| EXERCISE OBJECTIVE |
Here are some records; return them all exactly.

— Begin INFORMATION GIVEN —

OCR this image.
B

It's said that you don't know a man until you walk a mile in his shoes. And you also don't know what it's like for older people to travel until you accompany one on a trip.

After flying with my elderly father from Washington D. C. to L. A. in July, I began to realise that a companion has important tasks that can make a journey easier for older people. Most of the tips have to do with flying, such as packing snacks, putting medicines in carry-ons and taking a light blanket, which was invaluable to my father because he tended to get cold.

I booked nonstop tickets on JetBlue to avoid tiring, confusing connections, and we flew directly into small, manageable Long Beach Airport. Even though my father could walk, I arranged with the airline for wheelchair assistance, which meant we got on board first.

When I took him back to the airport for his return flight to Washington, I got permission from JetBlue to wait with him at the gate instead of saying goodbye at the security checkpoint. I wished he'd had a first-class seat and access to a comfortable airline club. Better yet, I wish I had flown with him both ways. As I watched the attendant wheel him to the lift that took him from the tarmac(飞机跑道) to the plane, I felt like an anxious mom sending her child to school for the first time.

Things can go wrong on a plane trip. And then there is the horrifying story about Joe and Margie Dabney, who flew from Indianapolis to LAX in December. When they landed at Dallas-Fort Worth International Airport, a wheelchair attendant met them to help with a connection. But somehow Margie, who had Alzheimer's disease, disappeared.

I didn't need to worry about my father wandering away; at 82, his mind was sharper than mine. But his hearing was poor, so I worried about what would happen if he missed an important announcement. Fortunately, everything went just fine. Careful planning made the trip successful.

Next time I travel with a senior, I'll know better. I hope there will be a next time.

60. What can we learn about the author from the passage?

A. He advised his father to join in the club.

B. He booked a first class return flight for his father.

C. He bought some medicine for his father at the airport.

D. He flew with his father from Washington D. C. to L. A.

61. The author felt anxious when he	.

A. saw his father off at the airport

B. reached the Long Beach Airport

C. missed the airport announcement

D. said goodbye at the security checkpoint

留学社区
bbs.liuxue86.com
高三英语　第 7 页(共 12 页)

— End INFORMATION GIVEN —

| RESPONSE TO THE EXERCISE |
OCR this image.
B

It's said that you don't know a man until you walk a mile in his shoes. And you also don't know what it's like for older people to travel until you accompany one on a trip.

After flying with my elderly father from Washington D. C. to L. A. in July, I began to realise that a companion has important tasks that can make a journey easier for older people. Most of the tips have to do with flying, such as packing snacks, putting medicines in carry-ons and taking a light blanket, which was invaluable to my father because he tended to get cold.

I booked nonstop tickets on JetBlue to avoid tiring, confusing connections, and we flew directly into small, manageable Long Beach Airport. Even though my father could walk, I arranged with the airline for wheelchair assistance, which meant we got on board first.

When I took him back to the airport for his return flight to Washington, I got permission from JetBlue to wait with him at the gate instead of saying goodbye at the security checkpoint. I wished he'd had a first-class seat and access to a comfortable airline club. Better yet, I wish I had flown with him both ways. As I watched the attendant wheel him to the lift that took him from the tarmac(飞机跑道) to the plane, I felt like an anxious mom sending her child to school for the first time.

Things can go wrong on a plane trip. And then there is the horrifying story about Joe and Margie Dabney, who flew from Indianapolis to LAX in December. When they landed at Dallas-Fort Worth International Airport, a wheelchair attendant met them to help with a connection. But somehow Margie, who had Alzheimer's disease, disappeared.

I didn't need to worry about my father wandering away; at 82, his mind was sharper than mine. But his hearing was poor, so I worried about what would happen if he missed an important announcement. Fortunately, everything went just fine. Careful planning made the trip successful.

Next time I travel with a senior, I'll know better. I hope there will be a next time.

60. What can we learn about the author from the passage?

A. He advised his father to join in the club.

B. He booked a first class return flight for his father.

C. He bought some medicine for his father at the airport.

D. He flew with his father from Washington D. C. to L. A.

61. The author felt anxious when he	.

A. saw his father off at the airport

B. reached the Long Beach Airport

C. missed the airport announcement

D. said goodbye at the security checkpoint

留学社区
bbs.liuxue86.com
高三英语　第 7 页(共 12 页)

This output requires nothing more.